START DATA SUPPLIED

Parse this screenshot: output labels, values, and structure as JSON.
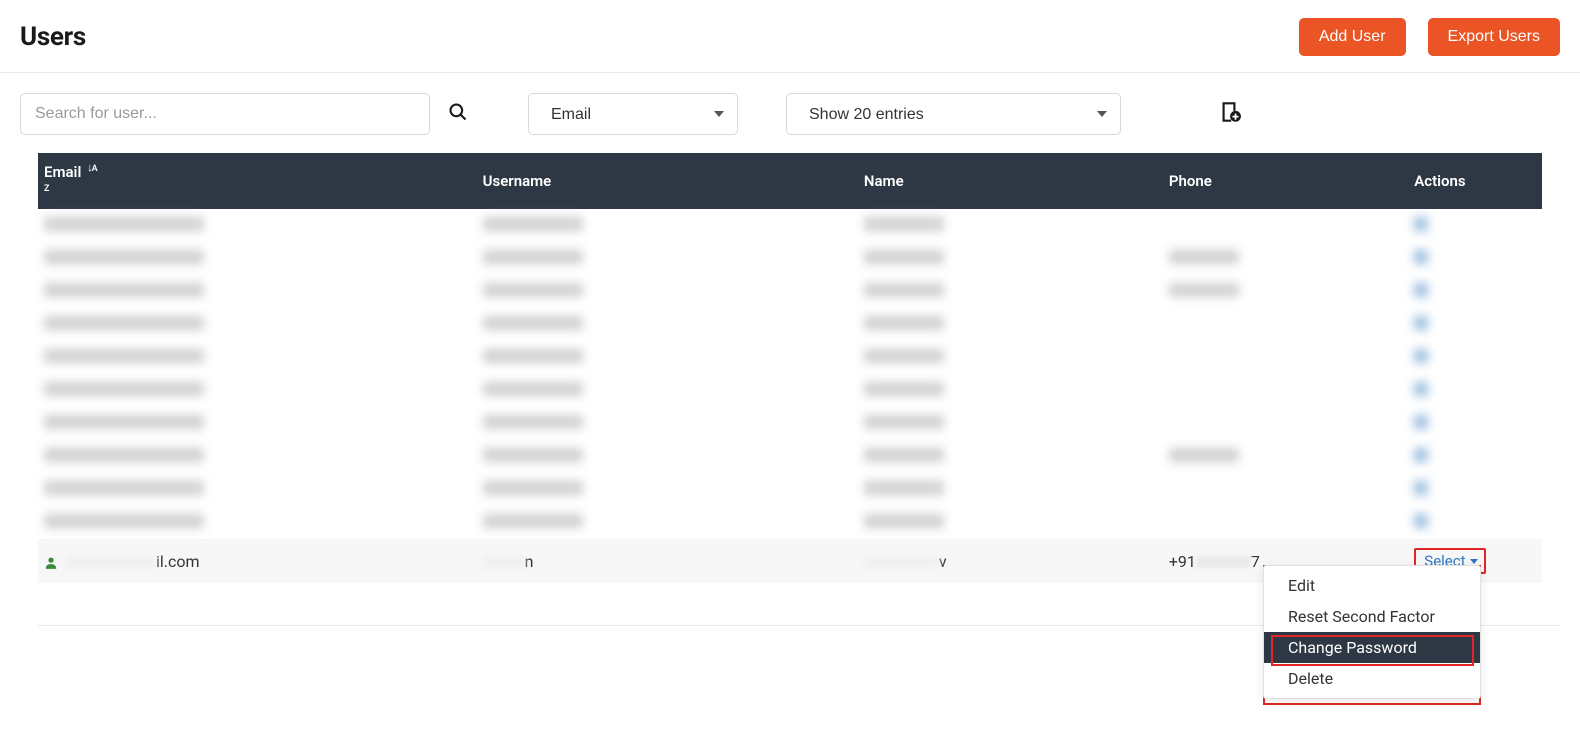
{
  "header": {
    "title": "Users",
    "add_user_label": "Add User",
    "export_users_label": "Export Users"
  },
  "filters": {
    "search_placeholder": "Search for user...",
    "filter_by_selected": "Email",
    "entries_selected": "Show 20 entries"
  },
  "table": {
    "headers": {
      "email": "Email",
      "username": "Username",
      "name": "Name",
      "phone": "Phone",
      "actions": "Actions"
    },
    "blurred_rows": [
      {
        "email": "a",
        "username": "a",
        "name": "a",
        "phone": ""
      },
      {
        "email": "a",
        "username": "a",
        "name": "a",
        "phone": "a"
      },
      {
        "email": "a",
        "username": "a",
        "name": "a",
        "phone": "a"
      },
      {
        "email": "a",
        "username": "a",
        "name": "a",
        "phone": ""
      },
      {
        "email": "a",
        "username": "a",
        "name": "a",
        "phone": ""
      },
      {
        "email": "a",
        "username": "a",
        "name": "a",
        "phone": ""
      },
      {
        "email": "a",
        "username": "a",
        "name": "a",
        "phone": ""
      },
      {
        "email": "a",
        "username": "a",
        "name": "a",
        "phone": "a"
      },
      {
        "email": "a",
        "username": "a",
        "name": "a",
        "phone": ""
      },
      {
        "email": "a",
        "username": "a",
        "name": "a",
        "phone": ""
      }
    ],
    "visible_row": {
      "email_suffix": "il.com",
      "username_suffix": "n",
      "name_suffix": "v",
      "phone_prefix": "+91",
      "phone_suffix": "7",
      "action_label": "Select"
    }
  },
  "dropdown": {
    "items": [
      {
        "label": "Edit",
        "active": false
      },
      {
        "label": "Reset Second Factor",
        "active": false
      },
      {
        "label": "Change Password",
        "active": true
      },
      {
        "label": "Delete",
        "active": false
      }
    ]
  }
}
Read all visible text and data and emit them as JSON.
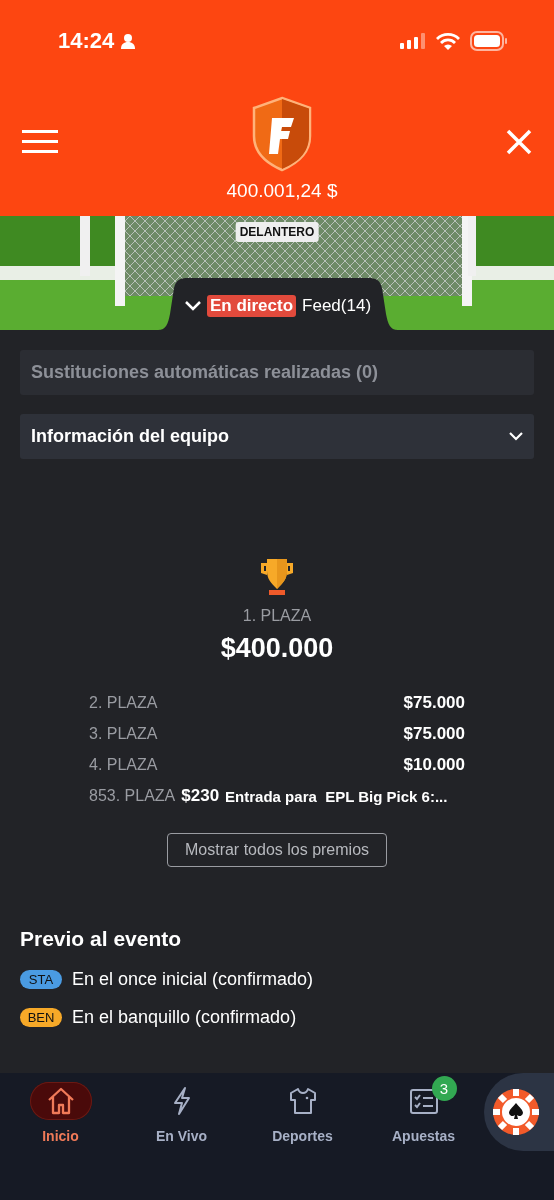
{
  "status_bar": {
    "time": "14:24"
  },
  "header": {
    "balance": "400.001,24 $"
  },
  "pitch": {
    "position_label": "DELANTERO"
  },
  "feed_tab": {
    "expanded": false,
    "live_badge": "En directo",
    "label": "Feed(14)"
  },
  "sections": [
    {
      "kind": "static",
      "title": "Sustituciones automáticas realizadas (0)"
    },
    {
      "kind": "dropdown",
      "title": "Información del equipo",
      "expanded": false
    }
  ],
  "prizes": {
    "top": {
      "place": "1. PLAZA",
      "amount": "$400.000"
    },
    "rows": [
      {
        "place": "2. PLAZA",
        "amount": "$75.000"
      },
      {
        "place": "3. PLAZA",
        "amount": "$75.000"
      },
      {
        "place": "4. PLAZA",
        "amount": "$10.000"
      }
    ],
    "extra": {
      "place": "853. PLAZA",
      "amount": "$230",
      "note": "Entrada para  EPL Big Pick 6:..."
    },
    "button": "Mostrar todos los premios"
  },
  "pre_event": {
    "title": "Previo al evento",
    "legend": [
      {
        "code": "STA",
        "text": "En el once inicial (confirmado)",
        "color": "#4a9be2"
      },
      {
        "code": "BEN",
        "text": "En el banquillo (confirmado)",
        "color": "#f7a928"
      }
    ]
  },
  "nav": [
    {
      "kind": "home",
      "label": "Inicio",
      "selected": true
    },
    {
      "kind": "bolt",
      "label": "En Vivo",
      "selected": false
    },
    {
      "kind": "shirt",
      "label": "Deportes",
      "selected": false
    },
    {
      "kind": "slip",
      "label": "Apuestas",
      "selected": false,
      "badge": "3"
    }
  ]
}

END DATA SUPPLIED

--- WHAT TO PRODUCE ---
Your task is an exact transcription of all the data, minus the pictures.

--- WRITTEN ANSWER ---
Parse this screenshot: output labels, values, and structure as JSON.
{
  "header": {
    "title": "Users",
    "add_user_label": "Add User",
    "export_users_label": "Export Users"
  },
  "filters": {
    "search_placeholder": "Search for user...",
    "filter_by_selected": "Email",
    "entries_selected": "Show 20 entries"
  },
  "table": {
    "headers": {
      "email": "Email",
      "username": "Username",
      "name": "Name",
      "phone": "Phone",
      "actions": "Actions"
    },
    "blurred_rows": [
      {
        "email": "a",
        "username": "a",
        "name": "a",
        "phone": ""
      },
      {
        "email": "a",
        "username": "a",
        "name": "a",
        "phone": "a"
      },
      {
        "email": "a",
        "username": "a",
        "name": "a",
        "phone": "a"
      },
      {
        "email": "a",
        "username": "a",
        "name": "a",
        "phone": ""
      },
      {
        "email": "a",
        "username": "a",
        "name": "a",
        "phone": ""
      },
      {
        "email": "a",
        "username": "a",
        "name": "a",
        "phone": ""
      },
      {
        "email": "a",
        "username": "a",
        "name": "a",
        "phone": ""
      },
      {
        "email": "a",
        "username": "a",
        "name": "a",
        "phone": "a"
      },
      {
        "email": "a",
        "username": "a",
        "name": "a",
        "phone": ""
      },
      {
        "email": "a",
        "username": "a",
        "name": "a",
        "phone": ""
      }
    ],
    "visible_row": {
      "email_suffix": "il.com",
      "username_suffix": "n",
      "name_suffix": "v",
      "phone_prefix": "+91",
      "phone_suffix": "7",
      "action_label": "Select"
    }
  },
  "dropdown": {
    "items": [
      {
        "label": "Edit",
        "active": false
      },
      {
        "label": "Reset Second Factor",
        "active": false
      },
      {
        "label": "Change Password",
        "active": true
      },
      {
        "label": "Delete",
        "active": false
      }
    ]
  }
}
Read all visible text and data and emit them as JSON.
{
  "status_bar": {
    "time": "14:24"
  },
  "header": {
    "balance": "400.001,24 $"
  },
  "pitch": {
    "position_label": "DELANTERO"
  },
  "feed_tab": {
    "expanded": false,
    "live_badge": "En directo",
    "label": "Feed(14)"
  },
  "sections": [
    {
      "kind": "static",
      "title": "Sustituciones automáticas realizadas (0)"
    },
    {
      "kind": "dropdown",
      "title": "Información del equipo",
      "expanded": false
    }
  ],
  "prizes": {
    "top": {
      "place": "1. PLAZA",
      "amount": "$400.000"
    },
    "rows": [
      {
        "place": "2. PLAZA",
        "amount": "$75.000"
      },
      {
        "place": "3. PLAZA",
        "amount": "$75.000"
      },
      {
        "place": "4. PLAZA",
        "amount": "$10.000"
      }
    ],
    "extra": {
      "place": "853. PLAZA",
      "amount": "$230",
      "note": "Entrada para  EPL Big Pick 6:..."
    },
    "button": "Mostrar todos los premios"
  },
  "pre_event": {
    "title": "Previo al evento",
    "legend": [
      {
        "code": "STA",
        "text": "En el once inicial (confirmado)",
        "color": "#4a9be2"
      },
      {
        "code": "BEN",
        "text": "En el banquillo (confirmado)",
        "color": "#f7a928"
      }
    ]
  },
  "nav": [
    {
      "kind": "home",
      "label": "Inicio",
      "selected": true
    },
    {
      "kind": "bolt",
      "label": "En Vivo",
      "selected": false
    },
    {
      "kind": "shirt",
      "label": "Deportes",
      "selected": false
    },
    {
      "kind": "slip",
      "label": "Apuestas",
      "selected": false,
      "badge": "3"
    }
  ]
}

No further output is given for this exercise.